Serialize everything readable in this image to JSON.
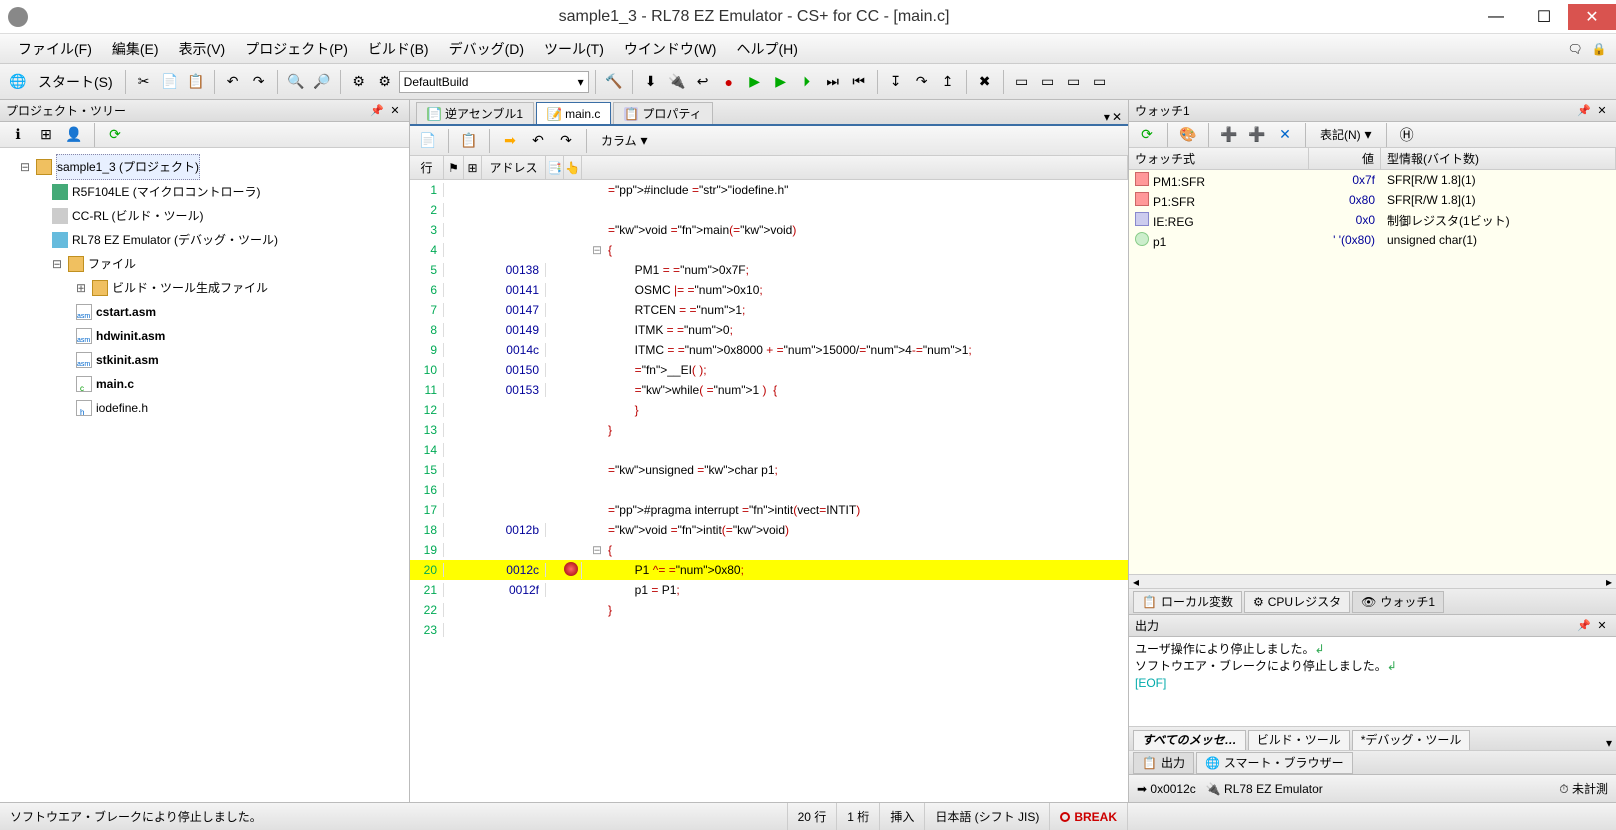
{
  "title": "sample1_3 - RL78 EZ Emulator - CS+ for CC - [main.c]",
  "menu": {
    "file": "ファイル(F)",
    "edit": "編集(E)",
    "view": "表示(V)",
    "project": "プロジェクト(P)",
    "build": "ビルド(B)",
    "debug": "デバッグ(D)",
    "tool": "ツール(T)",
    "window": "ウインドウ(W)",
    "help": "ヘルプ(H)"
  },
  "toolbar": {
    "start": "スタート(S)",
    "build_config": "DefaultBuild"
  },
  "project_tree": {
    "title": "プロジェクト・ツリー",
    "root": "sample1_3 (プロジェクト)",
    "mcu": "R5F104LE (マイクロコントローラ)",
    "cc": "CC-RL (ビルド・ツール)",
    "emu": "RL78 EZ Emulator (デバッグ・ツール)",
    "files": "ファイル",
    "buildgen": "ビルド・ツール生成ファイル",
    "cstart": "cstart.asm",
    "hdwinit": "hdwinit.asm",
    "stkinit": "stkinit.asm",
    "mainc": "main.c",
    "iodef": "iodefine.h"
  },
  "editor": {
    "tabs": {
      "disasm": "逆アセンブル1",
      "main": "main.c",
      "prop": "プロパティ"
    },
    "column_btn": "カラム",
    "header": {
      "line": "行",
      "addr": "アドレス"
    },
    "lines": [
      {
        "n": 1,
        "addr": "",
        "code": "#include \"iodefine.h\"",
        "fold": ""
      },
      {
        "n": 2,
        "addr": "",
        "code": "",
        "fold": ""
      },
      {
        "n": 3,
        "addr": "",
        "code": "void main(void)",
        "fold": ""
      },
      {
        "n": 4,
        "addr": "",
        "code": "{",
        "fold": "⊟"
      },
      {
        "n": 5,
        "addr": "00138",
        "code": "        PM1 = 0x7F;",
        "fold": "",
        "bar": true
      },
      {
        "n": 6,
        "addr": "00141",
        "code": "        OSMC |= 0x10;",
        "fold": "",
        "bar": true
      },
      {
        "n": 7,
        "addr": "00147",
        "code": "        RTCEN = 1;",
        "fold": "",
        "bar": true
      },
      {
        "n": 8,
        "addr": "00149",
        "code": "        ITMK = 0;",
        "fold": "",
        "bar": true
      },
      {
        "n": 9,
        "addr": "0014c",
        "code": "        ITMC = 0x8000 + 15000/4-1;",
        "fold": "",
        "bar": true
      },
      {
        "n": 10,
        "addr": "00150",
        "code": "        __EI( );",
        "fold": "",
        "bar": true
      },
      {
        "n": 11,
        "addr": "00153",
        "code": "        while( 1 )  {",
        "fold": "",
        "bar": true
      },
      {
        "n": 12,
        "addr": "",
        "code": "        }",
        "fold": ""
      },
      {
        "n": 13,
        "addr": "",
        "code": "}",
        "fold": ""
      },
      {
        "n": 14,
        "addr": "",
        "code": "",
        "fold": ""
      },
      {
        "n": 15,
        "addr": "",
        "code": "unsigned char p1;",
        "fold": ""
      },
      {
        "n": 16,
        "addr": "",
        "code": "",
        "fold": ""
      },
      {
        "n": 17,
        "addr": "",
        "code": "#pragma interrupt intit(vect=INTIT)",
        "fold": ""
      },
      {
        "n": 18,
        "addr": "0012b",
        "code": "void intit(void)",
        "fold": "",
        "bar": true
      },
      {
        "n": 19,
        "addr": "",
        "code": "{",
        "fold": "⊟"
      },
      {
        "n": 20,
        "addr": "0012c",
        "code": "        P1 ^= 0x80;",
        "fold": "",
        "bar": true,
        "hl": true,
        "bp": true
      },
      {
        "n": 21,
        "addr": "0012f",
        "code": "        p1 = P1;",
        "fold": "",
        "bar": true
      },
      {
        "n": 22,
        "addr": "",
        "code": "}",
        "fold": ""
      },
      {
        "n": 23,
        "addr": "",
        "code": "",
        "fold": ""
      }
    ]
  },
  "watch": {
    "title": "ウォッチ1",
    "notation": "表記(N)",
    "cols": {
      "expr": "ウォッチ式",
      "val": "値",
      "type": "型情報(バイト数)"
    },
    "rows": [
      {
        "expr": "PM1:SFR",
        "val": "0x7f",
        "type": "SFR[R/W 1.8](1)"
      },
      {
        "expr": "P1:SFR",
        "val": "0x80",
        "type": "SFR[R/W 1.8](1)"
      },
      {
        "expr": "IE:REG",
        "val": "0x0",
        "type": "制御レジスタ(1ビット)",
        "icon": "reg"
      },
      {
        "expr": "p1",
        "val": "' '(0x80)",
        "type": "unsigned char(1)",
        "icon": "var"
      }
    ],
    "tabs": {
      "local": "ローカル変数",
      "cpu": "CPUレジスタ",
      "watch": "ウォッチ1"
    }
  },
  "output": {
    "title": "出力",
    "lines": [
      "ユーザ操作により停止しました。",
      "ソフトウエア・ブレークにより停止しました。"
    ],
    "eof": "[EOF]",
    "tabs": {
      "all": "すべてのメッセ…",
      "build": "ビルド・ツール",
      "debug": "*デバッグ・ツール"
    },
    "bottomtabs": {
      "output": "出力",
      "smart": "スマート・ブラウザー"
    }
  },
  "status": {
    "msg": "ソフトウエア・ブレークにより停止しました。",
    "line": "20 行",
    "col": "1 桁",
    "mode": "挿入",
    "enc": "日本語 (シフト JIS)",
    "break": "BREAK",
    "pc": "0x0012c",
    "emu": "RL78 EZ Emulator",
    "timer": "未計測"
  }
}
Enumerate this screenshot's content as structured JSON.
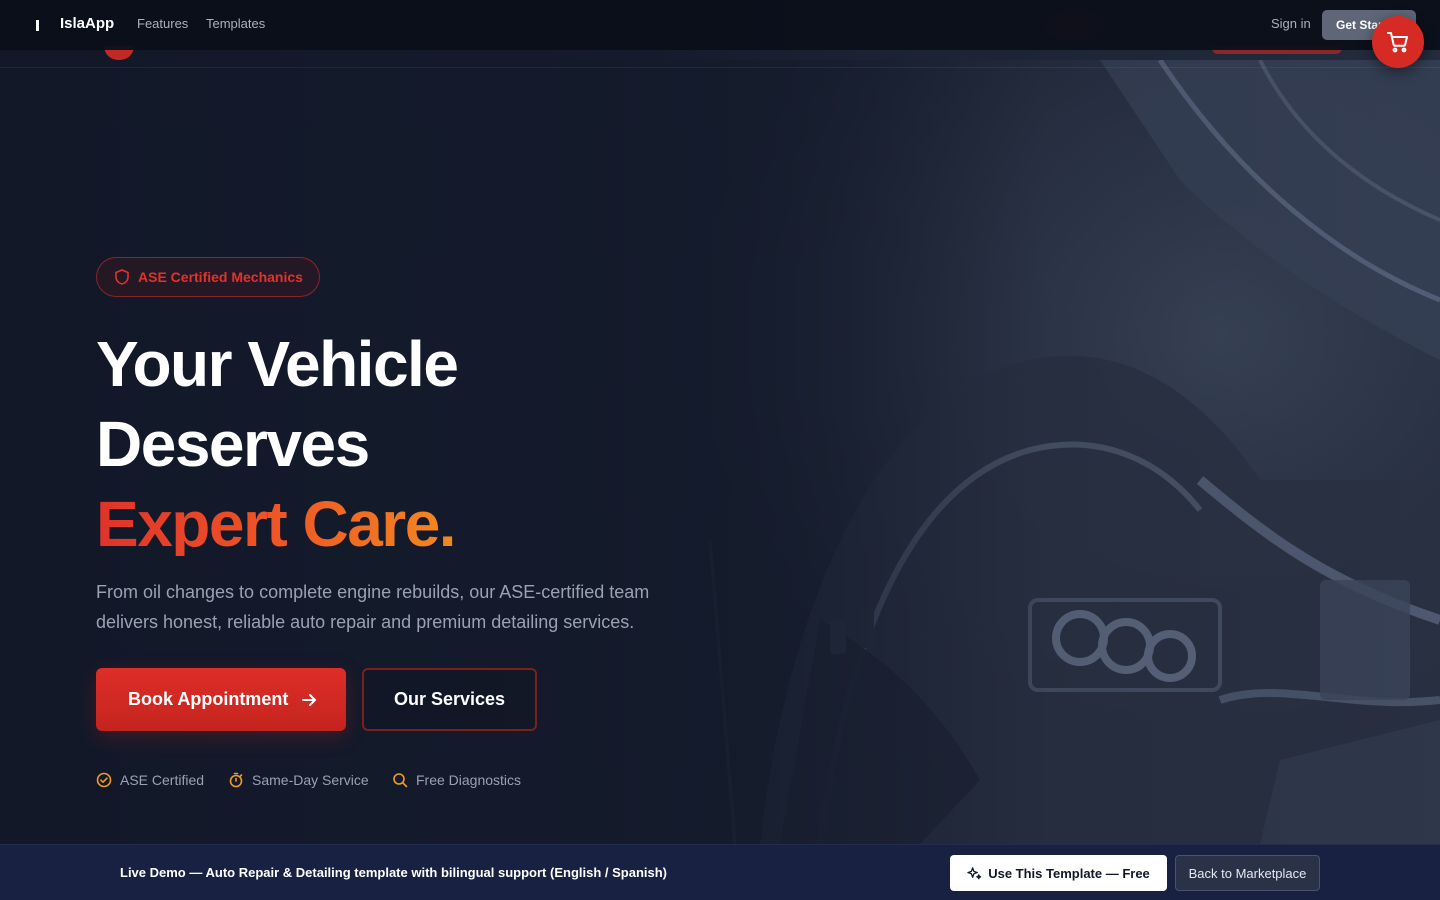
{
  "topbar": {
    "brand": "IslaApp",
    "nav": [
      "Features",
      "Templates"
    ],
    "signin": "Sign in",
    "get_started": "Get Started"
  },
  "hero": {
    "badge": "ASE Certified Mechanics",
    "title_line1": "Your Vehicle",
    "title_line2": "Deserves",
    "title_accent": "Expert Care.",
    "lead_line1": "From oil changes to complete engine rebuilds, our ASE-certified team",
    "lead_line2": "delivers honest, reliable auto repair and premium detailing services.",
    "primary_cta": "Book Appointment",
    "secondary_cta": "Our Services",
    "features": [
      {
        "label": "ASE Certified",
        "icon": "check-circle-icon"
      },
      {
        "label": "Same-Day Service",
        "icon": "stopwatch-icon"
      },
      {
        "label": "Free Diagnostics",
        "icon": "search-icon"
      }
    ]
  },
  "banner": {
    "text": "Live Demo — Auto Repair & Detailing template with bilingual support (English / Spanish)",
    "use_template": "Use This Template — Free",
    "back": "Back to Marketplace"
  },
  "colors": {
    "accent_red": "#d62b24",
    "accent_orange": "#f28a1e",
    "background": "#121828",
    "banner": "#192142"
  }
}
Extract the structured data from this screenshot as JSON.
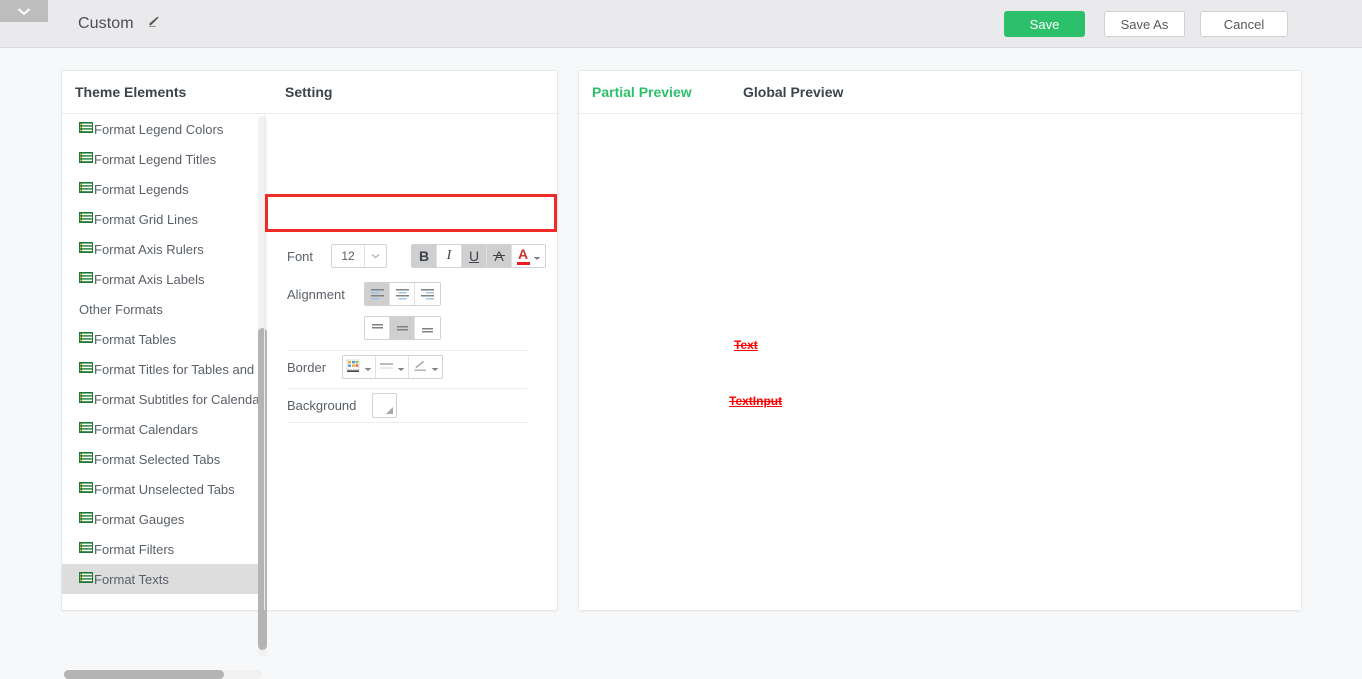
{
  "window": {
    "corner_tab_icon": "chevron-down-icon"
  },
  "header": {
    "title": "Custom",
    "edit_icon": "pencil-icon",
    "buttons": {
      "save": "Save",
      "save_as": "Save As",
      "cancel": "Cancel"
    },
    "accent_color": "#2dc06a"
  },
  "panels": {
    "elements_title": "Theme Elements",
    "setting_title": "Setting"
  },
  "theme_elements": {
    "items": [
      {
        "label": "Format Legend Colors",
        "icon": "format-list-icon",
        "type": "item",
        "selected": false
      },
      {
        "label": "Format Legend Titles",
        "icon": "format-list-icon",
        "type": "item",
        "selected": false
      },
      {
        "label": "Format Legends",
        "icon": "format-list-icon",
        "type": "item",
        "selected": false
      },
      {
        "label": "Format Grid Lines",
        "icon": "format-list-icon",
        "type": "item",
        "selected": false
      },
      {
        "label": "Format Axis Rulers",
        "icon": "format-list-icon",
        "type": "item",
        "selected": false
      },
      {
        "label": "Format Axis Labels",
        "icon": "format-list-icon",
        "type": "item",
        "selected": false
      },
      {
        "label": "Other Formats",
        "icon": "",
        "type": "group",
        "selected": false
      },
      {
        "label": "Format Tables",
        "icon": "format-list-icon",
        "type": "item",
        "selected": false
      },
      {
        "label": "Format Titles for Tables and Filt",
        "icon": "format-list-icon",
        "type": "item",
        "selected": false
      },
      {
        "label": "Format Subtitles for Calendars",
        "icon": "format-list-icon",
        "type": "item",
        "selected": false
      },
      {
        "label": "Format Calendars",
        "icon": "format-list-icon",
        "type": "item",
        "selected": false
      },
      {
        "label": "Format Selected Tabs",
        "icon": "format-list-icon",
        "type": "item",
        "selected": false
      },
      {
        "label": "Format Unselected Tabs",
        "icon": "format-list-icon",
        "type": "item",
        "selected": false
      },
      {
        "label": "Format Gauges",
        "icon": "format-list-icon",
        "type": "item",
        "selected": false
      },
      {
        "label": "Format Filters",
        "icon": "format-list-icon",
        "type": "item",
        "selected": false
      },
      {
        "label": "Format Texts",
        "icon": "format-list-icon",
        "type": "item",
        "selected": true
      }
    ]
  },
  "setting": {
    "font": {
      "label": "Font",
      "size_value": "12",
      "size_dropdown_icon": "chevron-down-icon",
      "bold": {
        "glyph": "B",
        "name": "bold-button",
        "active": true
      },
      "italic": {
        "glyph": "I",
        "name": "italic-button",
        "active": false
      },
      "underline": {
        "glyph": "U",
        "name": "underline-button",
        "active": true
      },
      "strikethrough": {
        "glyph": "A",
        "name": "strikethrough-button",
        "active": true
      },
      "font_color": {
        "glyph": "A",
        "name": "font-color-button",
        "color": "#ed1c24",
        "active": false
      },
      "highlight_box_color": "#ee2b27"
    },
    "alignment": {
      "label": "Alignment",
      "horizontal": [
        {
          "name": "align-left-button",
          "active": true
        },
        {
          "name": "align-center-button",
          "active": false
        },
        {
          "name": "align-right-button",
          "active": false
        }
      ],
      "vertical": [
        {
          "name": "align-top-button",
          "active": false
        },
        {
          "name": "align-middle-button",
          "active": true
        },
        {
          "name": "align-bottom-button",
          "active": false
        }
      ]
    },
    "border": {
      "label": "Border",
      "buttons": [
        {
          "name": "border-style-button",
          "icon": "border-grid-icon"
        },
        {
          "name": "border-line-weight-button",
          "icon": "line-weight-icon"
        },
        {
          "name": "border-color-button",
          "icon": "pencil-line-icon"
        }
      ]
    },
    "background": {
      "label": "Background",
      "swatch_name": "background-color-swatch",
      "swatch_color": "#ffffff"
    }
  },
  "preview": {
    "tabs": [
      {
        "label": "Partial Preview",
        "active": true
      },
      {
        "label": "Global Preview",
        "active": false
      }
    ],
    "samples": [
      {
        "label": "Text",
        "color": "#ff0000"
      },
      {
        "label": "TextInput",
        "color": "#ff0000"
      }
    ]
  }
}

+ + + +

- Exercise objective
Filter the records for lines holding the string "expr". Copy each one.

- Final result
      "expr": "ウォッチ式",
        "expr": "PM1:SFR",
        "expr": "P1:SFR",
        "expr": "IE:REG",
        "expr": "p1",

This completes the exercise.